» Complete the following
- 1) In the Unity discussion, which two operating systems does the commenter who says "I don't" use?
- 2) How would you translate this sentence from the Unity discussion into Spanish: "There will always be a handful of people that are the exception to any assertion."
- 3) In the Unity discussion, why does the commenter say the remark "Canonical isn't charity anyway." undermines the other person's argument?
>> START Selection
I urge you to change course on the control center issue. Rather than forking yet another piece of the stack, focus instead on building in the infrastructure that allows control center plugins in any language and using any resources. That's how open source is supposed to work, and I assure you it will be a welcome set of changes.
 
Hmm, I know quite a bunch of people that do not work for Canonical and love Unity. ... Starting with my 63 years old grandma :)
 
+Bilal Akhtar

[Citation Needed]
"forking everything"
The entire existence of Canonical.
"everyone hates"
Maybe not everyone...you know, just as Microsoft is not hated by some people...people who work for Microsoft. /cough

"Also, if you don't like it, don't use it."
I don't. I use Windows 7 (for non-Linux apps and games) and Fedora 17. And believe me, I never knew Fedora was so smooth and so bloat free: no Unity, no Ubuntu One, no half-assed hacks that break the system, no OpenOffice!! A simple OS as GNOME intended it.

"Canonical isn't charity anyway."
Wow. You do realize that you are undermining--not supporting--your argument? That Canonical isn't a charity is proof that it is using open source to further its own interests. Thank you for proving me right.
 
There will always be a handful of people that are the exception to any assertion. That doesn't change the fact that Unity has been almost universally rejected by the Linux community. People who work for Canonical don't count, for obvious reasons.
>> END Selection
>> START Recorded information
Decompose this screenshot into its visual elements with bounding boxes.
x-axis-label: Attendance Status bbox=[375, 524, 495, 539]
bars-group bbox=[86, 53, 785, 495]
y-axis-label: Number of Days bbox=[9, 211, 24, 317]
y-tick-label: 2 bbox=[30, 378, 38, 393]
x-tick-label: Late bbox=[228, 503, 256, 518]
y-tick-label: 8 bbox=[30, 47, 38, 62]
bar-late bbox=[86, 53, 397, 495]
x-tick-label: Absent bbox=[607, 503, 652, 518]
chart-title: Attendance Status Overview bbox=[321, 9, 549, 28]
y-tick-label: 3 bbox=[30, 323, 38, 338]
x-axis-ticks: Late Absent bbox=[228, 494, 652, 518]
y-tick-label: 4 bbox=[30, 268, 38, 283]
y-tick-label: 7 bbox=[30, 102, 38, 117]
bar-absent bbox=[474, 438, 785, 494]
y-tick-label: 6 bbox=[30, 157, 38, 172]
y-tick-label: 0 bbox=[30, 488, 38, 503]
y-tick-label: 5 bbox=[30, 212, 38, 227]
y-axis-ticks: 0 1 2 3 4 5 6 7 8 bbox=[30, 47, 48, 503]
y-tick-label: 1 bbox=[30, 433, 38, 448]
>> END Recorded information
» Task answers
- 1) Windows 7 and Fedora 17.

- 2) Siempre habrá un puñado de personas que sean la excepción a cualquier afirmación.

- 3) The commenter argues that Canonical not being a charity proves it is using open source to further its own interests. That is the commenter's own claim, so the remark supports it rather than the other person's position.